_What needs to be done_: Please quote every line word for word.

_Material for this exercise_:

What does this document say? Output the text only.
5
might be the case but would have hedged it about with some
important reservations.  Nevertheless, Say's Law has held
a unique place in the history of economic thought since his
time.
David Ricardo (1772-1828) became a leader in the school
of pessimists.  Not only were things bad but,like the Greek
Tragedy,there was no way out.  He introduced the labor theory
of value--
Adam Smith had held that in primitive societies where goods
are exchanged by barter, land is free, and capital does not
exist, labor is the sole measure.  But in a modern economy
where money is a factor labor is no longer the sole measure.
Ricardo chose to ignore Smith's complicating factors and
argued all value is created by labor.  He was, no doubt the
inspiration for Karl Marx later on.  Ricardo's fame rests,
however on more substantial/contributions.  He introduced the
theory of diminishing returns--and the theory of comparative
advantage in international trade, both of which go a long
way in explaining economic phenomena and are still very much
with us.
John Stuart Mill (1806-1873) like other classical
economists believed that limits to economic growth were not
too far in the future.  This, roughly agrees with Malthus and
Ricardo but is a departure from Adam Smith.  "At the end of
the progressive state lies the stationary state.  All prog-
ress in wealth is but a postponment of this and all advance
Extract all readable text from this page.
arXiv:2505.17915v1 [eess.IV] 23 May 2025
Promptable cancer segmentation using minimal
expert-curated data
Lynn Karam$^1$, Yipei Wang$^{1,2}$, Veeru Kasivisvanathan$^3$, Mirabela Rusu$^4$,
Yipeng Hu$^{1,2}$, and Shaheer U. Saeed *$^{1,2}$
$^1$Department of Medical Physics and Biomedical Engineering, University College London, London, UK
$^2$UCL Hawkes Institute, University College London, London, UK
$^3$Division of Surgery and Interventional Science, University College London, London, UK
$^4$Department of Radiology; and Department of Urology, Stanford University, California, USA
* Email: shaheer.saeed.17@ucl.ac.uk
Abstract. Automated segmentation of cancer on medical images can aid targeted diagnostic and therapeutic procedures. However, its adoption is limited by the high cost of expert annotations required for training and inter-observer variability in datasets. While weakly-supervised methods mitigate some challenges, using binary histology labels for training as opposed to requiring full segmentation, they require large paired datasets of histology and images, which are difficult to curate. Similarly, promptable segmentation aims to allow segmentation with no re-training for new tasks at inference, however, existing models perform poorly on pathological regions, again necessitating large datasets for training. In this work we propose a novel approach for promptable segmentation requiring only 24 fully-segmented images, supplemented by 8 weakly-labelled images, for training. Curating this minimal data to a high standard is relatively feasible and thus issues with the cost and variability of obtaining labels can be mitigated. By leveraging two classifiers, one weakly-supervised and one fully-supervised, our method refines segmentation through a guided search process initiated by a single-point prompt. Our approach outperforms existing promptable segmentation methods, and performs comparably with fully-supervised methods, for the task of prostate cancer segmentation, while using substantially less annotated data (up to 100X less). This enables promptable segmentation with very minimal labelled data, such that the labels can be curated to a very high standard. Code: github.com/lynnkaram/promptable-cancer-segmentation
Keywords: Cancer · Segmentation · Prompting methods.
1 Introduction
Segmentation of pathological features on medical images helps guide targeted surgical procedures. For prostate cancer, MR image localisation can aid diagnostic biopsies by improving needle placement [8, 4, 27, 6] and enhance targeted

_Finished exercise_:
What does this document say? Output the text only.
5
might be the case but would have hedged it about with some
important reservations.  Nevertheless, Say's Law has held
a unique place in the history of economic thought since his
time.
David Ricardo (1772-1828) became a leader in the school
of pessimists.  Not only were things bad but,like the Greek
Tragedy,there was no way out.  He introduced the labor theory
of value--
Adam Smith had held that in primitive societies where goods
are exchanged by barter, land is free, and capital does not
exist, labor is the sole measure.  But in a modern economy
where money is a factor labor is no longer the sole measure.
Ricardo chose to ignore Smith's complicating factors and
argued all value is created by labor.  He was, no doubt the
inspiration for Karl Marx later on.  Ricardo's fame rests,
however on more substantial/contributions.  He introduced the
theory of diminishing returns--and the theory of comparative
advantage in international trade, both of which go a long
way in explaining economic phenomena and are still very much
with us.
John Stuart Mill (1806-1873) like other classical
economists believed that limits to economic growth were not
too far in the future.  This, roughly agrees with Malthus and
Ricardo but is a departure from Adam Smith.  "At the end of
the progressive state lies the stationary state.  All prog-
ress in wealth is but a postponment of this and all advance
Extract all readable text from this page.
arXiv:2505.17915v1 [eess.IV] 23 May 2025
Promptable cancer segmentation using minimal
expert-curated data
Lynn Karam$^1$, Yipei Wang$^{1,2}$, Veeru Kasivisvanathan$^3$, Mirabela Rusu$^4$,
Yipeng Hu$^{1,2}$, and Shaheer U. Saeed *$^{1,2}$
$^1$Department of Medical Physics and Biomedical Engineering, University College London, London, UK
$^2$UCL Hawkes Institute, University College London, London, UK
$^3$Division of Surgery and Interventional Science, University College London, London, UK
$^4$Department of Radiology; and Department of Urology, Stanford University, California, USA
* Email: shaheer.saeed.17@ucl.ac.uk
Abstract. Automated segmentation of cancer on medical images can aid targeted diagnostic and therapeutic procedures. However, its adoption is limited by the high cost of expert annotations required for training and inter-observer variability in datasets. While weakly-supervised methods mitigate some challenges, using binary histology labels for training as opposed to requiring full segmentation, they require large paired datasets of histology and images, which are difficult to curate. Similarly, promptable segmentation aims to allow segmentation with no re-training for new tasks at inference, however, existing models perform poorly on pathological regions, again necessitating large datasets for training. In this work we propose a novel approach for promptable segmentation requiring only 24 fully-segmented images, supplemented by 8 weakly-labelled images, for training. Curating this minimal data to a high standard is relatively feasible and thus issues with the cost and variability of obtaining labels can be mitigated. By leveraging two classifiers, one weakly-supervised and one fully-supervised, our method refines segmentation through a guided search process initiated by a single-point prompt. Our approach outperforms existing promptable segmentation methods, and performs comparably with fully-supervised methods, for the task of prostate cancer segmentation, while using substantially less annotated data (up to 100X less). This enables promptable segmentation with very minimal labelled data, such that the labels can be curated to a very high standard. Code: github.com/lynnkaram/promptable-cancer-segmentation
Keywords: Cancer · Segmentation · Prompting methods.
1 Introduction
Segmentation of pathological features on medical images helps guide targeted surgical procedures. For prostate cancer, MR image localisation can aid diagnostic biopsies by improving needle placement [8, 4, 27, 6] and enhance targeted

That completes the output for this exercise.